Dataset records
* * * * * * *

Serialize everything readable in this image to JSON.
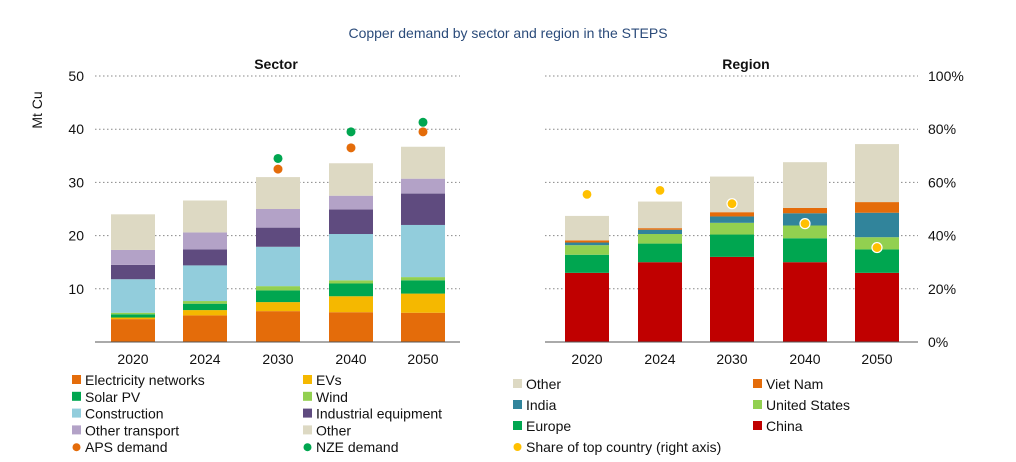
{
  "title": "Copper demand by sector and region in the STEPS",
  "chart_data": [
    {
      "type": "bar",
      "stacked": true,
      "title": "Sector",
      "ylabel": "Mt Cu",
      "ylim": [
        0,
        50
      ],
      "yticks": [
        10,
        20,
        30,
        40,
        50
      ],
      "grid": true,
      "categories": [
        "2020",
        "2024",
        "2030",
        "2040",
        "2050"
      ],
      "series": [
        {
          "name": "Electricity networks",
          "color": "#e46c0a",
          "values": [
            4.3,
            5.0,
            5.8,
            5.6,
            5.5
          ]
        },
        {
          "name": "EVs",
          "color": "#f5b800",
          "values": [
            0.3,
            1.0,
            1.7,
            3.0,
            3.6
          ]
        },
        {
          "name": "Solar PV",
          "color": "#00a650",
          "values": [
            0.6,
            1.2,
            2.2,
            2.4,
            2.5
          ]
        },
        {
          "name": "Wind",
          "color": "#92d050",
          "values": [
            0.3,
            0.5,
            0.8,
            0.6,
            0.6
          ]
        },
        {
          "name": "Construction",
          "color": "#92cddc",
          "values": [
            6.3,
            6.7,
            7.4,
            8.7,
            9.8
          ]
        },
        {
          "name": "Industrial equipment",
          "color": "#5f4b7f",
          "values": [
            2.7,
            3.0,
            3.6,
            4.6,
            5.9
          ]
        },
        {
          "name": "Other transport",
          "color": "#b3a2c7",
          "values": [
            2.8,
            3.2,
            3.5,
            2.6,
            2.8
          ]
        },
        {
          "name": "Other",
          "color": "#ddd9c3",
          "values": [
            6.7,
            6.0,
            6.0,
            6.1,
            6.0
          ]
        }
      ],
      "points": [
        {
          "name": "APS demand",
          "color": "#e46c0a",
          "values": [
            null,
            null,
            32.5,
            36.5,
            39.5
          ]
        },
        {
          "name": "NZE demand",
          "color": "#00a650",
          "values": [
            null,
            null,
            34.5,
            39.5,
            41.3
          ]
        }
      ]
    },
    {
      "type": "bar",
      "stacked": true,
      "title": "Region",
      "ylim": [
        0,
        50
      ],
      "y2label_ticks": [
        "0%",
        "20%",
        "40%",
        "60%",
        "80%",
        "100%"
      ],
      "y2lim": [
        0,
        100
      ],
      "grid": true,
      "categories": [
        "2020",
        "2024",
        "2030",
        "2040",
        "2050"
      ],
      "series": [
        {
          "name": "China",
          "color": "#c00000",
          "values": [
            13.0,
            15.0,
            16.0,
            15.0,
            13.0
          ]
        },
        {
          "name": "Europe",
          "color": "#00a650",
          "values": [
            3.4,
            3.5,
            4.2,
            4.5,
            4.4
          ]
        },
        {
          "name": "United States",
          "color": "#92d050",
          "values": [
            1.8,
            1.8,
            2.2,
            2.4,
            2.3
          ]
        },
        {
          "name": "India",
          "color": "#31849b",
          "values": [
            0.5,
            0.8,
            1.2,
            2.3,
            4.6
          ]
        },
        {
          "name": "Viet Nam",
          "color": "#e46c0a",
          "values": [
            0.4,
            0.3,
            0.8,
            1.0,
            2.0
          ]
        },
        {
          "name": "Other",
          "color": "#ddd9c3",
          "values": [
            4.6,
            5.0,
            6.7,
            8.6,
            10.9
          ]
        }
      ],
      "points": [
        {
          "name": "Share of top country (right axis)",
          "color": "#ffc000",
          "values": [
            55.5,
            57,
            52,
            44.5,
            35.5
          ]
        }
      ]
    }
  ],
  "legends": {
    "sector": [
      {
        "label": "Electricity networks",
        "color": "#e46c0a",
        "shape": "square"
      },
      {
        "label": "EVs",
        "color": "#f5b800",
        "shape": "square"
      },
      {
        "label": "Solar PV",
        "color": "#00a650",
        "shape": "square"
      },
      {
        "label": "Wind",
        "color": "#92d050",
        "shape": "square"
      },
      {
        "label": "Construction",
        "color": "#92cddc",
        "shape": "square"
      },
      {
        "label": "Industrial equipment",
        "color": "#5f4b7f",
        "shape": "square"
      },
      {
        "label": "Other transport",
        "color": "#b3a2c7",
        "shape": "square"
      },
      {
        "label": "Other",
        "color": "#ddd9c3",
        "shape": "square"
      },
      {
        "label": "APS demand",
        "color": "#e46c0a",
        "shape": "circle"
      },
      {
        "label": "NZE demand",
        "color": "#00a650",
        "shape": "circle"
      }
    ],
    "region": [
      {
        "label": "Other",
        "color": "#ddd9c3",
        "shape": "square"
      },
      {
        "label": "Viet Nam",
        "color": "#e46c0a",
        "shape": "square"
      },
      {
        "label": "India",
        "color": "#31849b",
        "shape": "square"
      },
      {
        "label": "United States",
        "color": "#92d050",
        "shape": "square"
      },
      {
        "label": "Europe",
        "color": "#00a650",
        "shape": "square"
      },
      {
        "label": "China",
        "color": "#c00000",
        "shape": "square"
      },
      {
        "label": "Share of top country (right axis)",
        "color": "#ffc000",
        "shape": "circle"
      }
    ]
  }
}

* * * * * * *

Exercise prompt ▸
Give the number of lines in the listing above that hold the string "title", with nothing else.

Solution to the problem ▸
3